→ Directions: Restate each line word for word. Leave out every picture.

-------- Extracted information --------

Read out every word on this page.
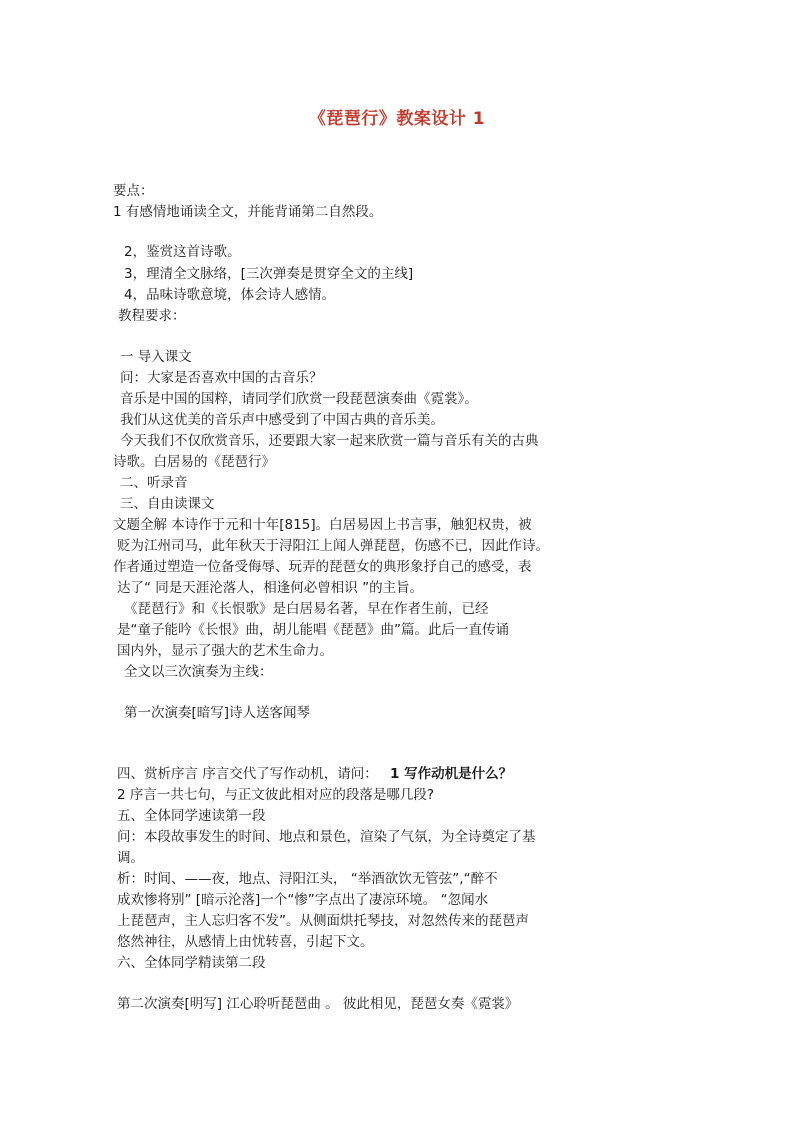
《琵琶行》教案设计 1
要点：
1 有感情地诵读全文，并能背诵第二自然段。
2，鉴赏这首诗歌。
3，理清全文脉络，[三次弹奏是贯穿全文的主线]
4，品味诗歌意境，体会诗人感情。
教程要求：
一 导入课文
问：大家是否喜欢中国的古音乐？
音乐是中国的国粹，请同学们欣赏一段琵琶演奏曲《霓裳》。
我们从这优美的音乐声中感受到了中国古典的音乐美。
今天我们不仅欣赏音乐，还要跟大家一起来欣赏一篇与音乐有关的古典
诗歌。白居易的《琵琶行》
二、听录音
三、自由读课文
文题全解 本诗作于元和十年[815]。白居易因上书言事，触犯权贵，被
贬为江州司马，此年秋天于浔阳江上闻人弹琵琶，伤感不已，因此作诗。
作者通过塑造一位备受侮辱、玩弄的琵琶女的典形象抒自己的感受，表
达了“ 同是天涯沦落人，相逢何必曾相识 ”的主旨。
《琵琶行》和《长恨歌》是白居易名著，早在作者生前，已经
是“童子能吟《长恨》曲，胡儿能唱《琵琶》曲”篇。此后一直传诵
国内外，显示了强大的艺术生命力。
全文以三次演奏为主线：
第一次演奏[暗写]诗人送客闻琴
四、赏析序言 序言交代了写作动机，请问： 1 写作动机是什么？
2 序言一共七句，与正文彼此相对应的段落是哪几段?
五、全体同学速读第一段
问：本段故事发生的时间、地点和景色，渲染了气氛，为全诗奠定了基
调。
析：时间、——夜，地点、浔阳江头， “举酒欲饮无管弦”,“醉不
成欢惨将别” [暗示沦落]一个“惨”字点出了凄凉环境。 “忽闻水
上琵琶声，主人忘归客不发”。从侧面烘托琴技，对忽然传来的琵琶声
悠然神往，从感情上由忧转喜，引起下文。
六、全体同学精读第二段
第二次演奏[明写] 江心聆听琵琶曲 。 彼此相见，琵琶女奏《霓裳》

--------

→ Solution to this exercise:
Read out every word on this page.
《琵琶行》教案设计 1
要点：
1 有感情地诵读全文，并能背诵第二自然段。
2，鉴赏这首诗歌。
3，理清全文脉络，[三次弹奏是贯穿全文的主线]
4，品味诗歌意境，体会诗人感情。
教程要求：
一 导入课文
问：大家是否喜欢中国的古音乐？
音乐是中国的国粹，请同学们欣赏一段琵琶演奏曲《霓裳》。
我们从这优美的音乐声中感受到了中国古典的音乐美。
今天我们不仅欣赏音乐，还要跟大家一起来欣赏一篇与音乐有关的古典
诗歌。白居易的《琵琶行》
二、听录音
三、自由读课文
文题全解 本诗作于元和十年[815]。白居易因上书言事，触犯权贵，被
贬为江州司马，此年秋天于浔阳江上闻人弹琵琶，伤感不已，因此作诗。
作者通过塑造一位备受侮辱、玩弄的琵琶女的典形象抒自己的感受，表
达了“ 同是天涯沦落人，相逢何必曾相识 ”的主旨。
《琵琶行》和《长恨歌》是白居易名著，早在作者生前，已经
是“童子能吟《长恨》曲，胡儿能唱《琵琶》曲”篇。此后一直传诵
国内外，显示了强大的艺术生命力。
全文以三次演奏为主线：
第一次演奏[暗写]诗人送客闻琴
四、赏析序言 序言交代了写作动机，请问： 1 写作动机是什么？
2 序言一共七句，与正文彼此相对应的段落是哪几段?
五、全体同学速读第一段
问：本段故事发生的时间、地点和景色，渲染了气氛，为全诗奠定了基
调。
析：时间、——夜，地点、浔阳江头， “举酒欲饮无管弦”,“醉不
成欢惨将别” [暗示沦落]一个“惨”字点出了凄凉环境。 “忽闻水
上琵琶声，主人忘归客不发”。从侧面烘托琴技，对忽然传来的琵琶声
悠然神往，从感情上由忧转喜，引起下文。
六、全体同学精读第二段
第二次演奏[明写] 江心聆听琵琶曲 。 彼此相见，琵琶女奏《霓裳》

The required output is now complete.